:: EXERCISE ::
Scan the lines below for "object"; report the number of lines that contain it, and only that.

** BEGIN **

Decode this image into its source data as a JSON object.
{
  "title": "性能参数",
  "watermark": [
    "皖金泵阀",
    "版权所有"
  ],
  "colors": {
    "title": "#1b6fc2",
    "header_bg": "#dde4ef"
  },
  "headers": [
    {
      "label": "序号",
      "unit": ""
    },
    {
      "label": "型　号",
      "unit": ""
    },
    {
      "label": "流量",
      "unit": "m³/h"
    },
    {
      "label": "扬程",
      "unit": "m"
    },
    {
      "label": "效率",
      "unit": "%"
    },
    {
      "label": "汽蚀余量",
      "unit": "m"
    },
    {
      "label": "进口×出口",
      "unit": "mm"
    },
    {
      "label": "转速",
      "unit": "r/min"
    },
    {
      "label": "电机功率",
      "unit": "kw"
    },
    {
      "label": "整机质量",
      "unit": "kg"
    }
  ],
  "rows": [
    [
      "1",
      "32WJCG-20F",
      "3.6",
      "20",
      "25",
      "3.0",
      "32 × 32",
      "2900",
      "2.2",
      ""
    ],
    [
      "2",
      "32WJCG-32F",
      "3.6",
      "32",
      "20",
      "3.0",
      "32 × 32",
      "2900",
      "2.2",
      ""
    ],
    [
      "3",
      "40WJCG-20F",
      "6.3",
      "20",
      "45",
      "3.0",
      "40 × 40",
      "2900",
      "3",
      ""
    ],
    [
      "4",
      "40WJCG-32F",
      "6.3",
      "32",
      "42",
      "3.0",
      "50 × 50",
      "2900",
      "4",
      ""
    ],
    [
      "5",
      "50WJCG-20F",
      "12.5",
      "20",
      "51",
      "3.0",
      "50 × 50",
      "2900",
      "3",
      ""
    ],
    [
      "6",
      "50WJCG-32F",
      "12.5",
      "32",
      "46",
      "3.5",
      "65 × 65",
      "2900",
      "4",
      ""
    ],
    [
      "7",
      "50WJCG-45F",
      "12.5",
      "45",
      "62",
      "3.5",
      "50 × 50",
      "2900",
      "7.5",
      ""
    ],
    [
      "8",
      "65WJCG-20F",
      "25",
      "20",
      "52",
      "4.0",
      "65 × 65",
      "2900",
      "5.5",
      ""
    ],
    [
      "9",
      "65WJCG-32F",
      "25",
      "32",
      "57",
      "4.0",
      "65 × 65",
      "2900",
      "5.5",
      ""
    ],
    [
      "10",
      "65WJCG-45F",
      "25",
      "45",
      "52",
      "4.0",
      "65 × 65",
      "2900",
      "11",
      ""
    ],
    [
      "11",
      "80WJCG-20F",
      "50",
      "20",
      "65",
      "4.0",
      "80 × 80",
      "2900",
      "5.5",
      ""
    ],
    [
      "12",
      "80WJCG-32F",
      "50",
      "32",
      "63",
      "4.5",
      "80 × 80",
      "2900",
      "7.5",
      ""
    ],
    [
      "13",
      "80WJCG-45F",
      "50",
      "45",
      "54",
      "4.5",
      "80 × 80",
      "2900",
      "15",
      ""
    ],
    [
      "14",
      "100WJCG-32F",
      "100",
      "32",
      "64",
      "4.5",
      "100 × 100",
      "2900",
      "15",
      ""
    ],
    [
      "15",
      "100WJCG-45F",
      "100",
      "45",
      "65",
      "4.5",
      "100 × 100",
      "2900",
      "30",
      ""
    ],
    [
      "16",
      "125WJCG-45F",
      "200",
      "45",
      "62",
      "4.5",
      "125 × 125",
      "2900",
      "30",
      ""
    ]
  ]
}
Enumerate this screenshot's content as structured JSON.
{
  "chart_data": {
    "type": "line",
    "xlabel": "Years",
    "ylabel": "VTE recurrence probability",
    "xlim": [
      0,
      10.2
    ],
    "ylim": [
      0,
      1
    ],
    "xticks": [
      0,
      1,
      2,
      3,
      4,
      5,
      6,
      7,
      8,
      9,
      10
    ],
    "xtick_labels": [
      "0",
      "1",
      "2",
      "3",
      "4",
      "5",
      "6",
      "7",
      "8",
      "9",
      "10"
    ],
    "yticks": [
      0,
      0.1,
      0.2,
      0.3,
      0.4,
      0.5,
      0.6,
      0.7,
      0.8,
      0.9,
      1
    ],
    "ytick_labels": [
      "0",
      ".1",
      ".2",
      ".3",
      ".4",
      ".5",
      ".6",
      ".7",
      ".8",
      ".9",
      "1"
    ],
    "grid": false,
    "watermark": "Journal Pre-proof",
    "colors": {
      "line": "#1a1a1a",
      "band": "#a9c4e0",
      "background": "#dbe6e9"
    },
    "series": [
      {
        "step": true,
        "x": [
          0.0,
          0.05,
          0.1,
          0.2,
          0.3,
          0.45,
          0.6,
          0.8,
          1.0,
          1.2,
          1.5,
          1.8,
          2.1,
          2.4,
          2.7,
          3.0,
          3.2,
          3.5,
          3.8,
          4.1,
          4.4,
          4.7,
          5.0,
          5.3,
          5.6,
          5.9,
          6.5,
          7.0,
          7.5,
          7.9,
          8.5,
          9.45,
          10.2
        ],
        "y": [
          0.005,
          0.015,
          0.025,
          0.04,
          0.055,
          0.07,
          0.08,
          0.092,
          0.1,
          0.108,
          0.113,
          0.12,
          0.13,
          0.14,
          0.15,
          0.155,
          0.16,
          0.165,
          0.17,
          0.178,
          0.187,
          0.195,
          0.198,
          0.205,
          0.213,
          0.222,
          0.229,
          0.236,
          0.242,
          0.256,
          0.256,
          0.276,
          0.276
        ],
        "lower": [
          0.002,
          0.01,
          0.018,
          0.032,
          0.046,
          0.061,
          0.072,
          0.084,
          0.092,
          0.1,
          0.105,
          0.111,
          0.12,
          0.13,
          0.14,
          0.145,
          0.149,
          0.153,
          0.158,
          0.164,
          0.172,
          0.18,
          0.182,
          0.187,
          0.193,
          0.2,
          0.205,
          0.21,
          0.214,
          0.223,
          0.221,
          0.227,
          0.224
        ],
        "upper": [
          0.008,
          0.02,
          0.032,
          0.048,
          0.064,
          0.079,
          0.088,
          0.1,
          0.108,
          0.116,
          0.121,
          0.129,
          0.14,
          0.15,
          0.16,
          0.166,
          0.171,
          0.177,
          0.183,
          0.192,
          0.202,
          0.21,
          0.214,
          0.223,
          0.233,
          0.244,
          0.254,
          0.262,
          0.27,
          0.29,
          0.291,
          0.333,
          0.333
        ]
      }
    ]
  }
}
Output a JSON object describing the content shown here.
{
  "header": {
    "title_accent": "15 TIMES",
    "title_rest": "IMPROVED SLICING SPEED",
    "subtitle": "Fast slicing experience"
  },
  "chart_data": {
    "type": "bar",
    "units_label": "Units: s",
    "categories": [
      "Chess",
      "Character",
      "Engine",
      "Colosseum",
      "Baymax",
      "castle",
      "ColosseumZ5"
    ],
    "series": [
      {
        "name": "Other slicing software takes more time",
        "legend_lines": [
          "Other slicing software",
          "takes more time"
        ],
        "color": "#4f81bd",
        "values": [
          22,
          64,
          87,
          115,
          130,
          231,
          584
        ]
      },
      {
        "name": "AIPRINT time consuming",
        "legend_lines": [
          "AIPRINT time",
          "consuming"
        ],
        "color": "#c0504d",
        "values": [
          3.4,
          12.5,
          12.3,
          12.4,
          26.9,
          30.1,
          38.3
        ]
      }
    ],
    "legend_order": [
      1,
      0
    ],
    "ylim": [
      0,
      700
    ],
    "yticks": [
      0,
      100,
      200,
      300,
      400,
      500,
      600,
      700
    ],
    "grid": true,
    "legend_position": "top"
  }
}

** END **

:: WRITTEN RESPONSE ::
2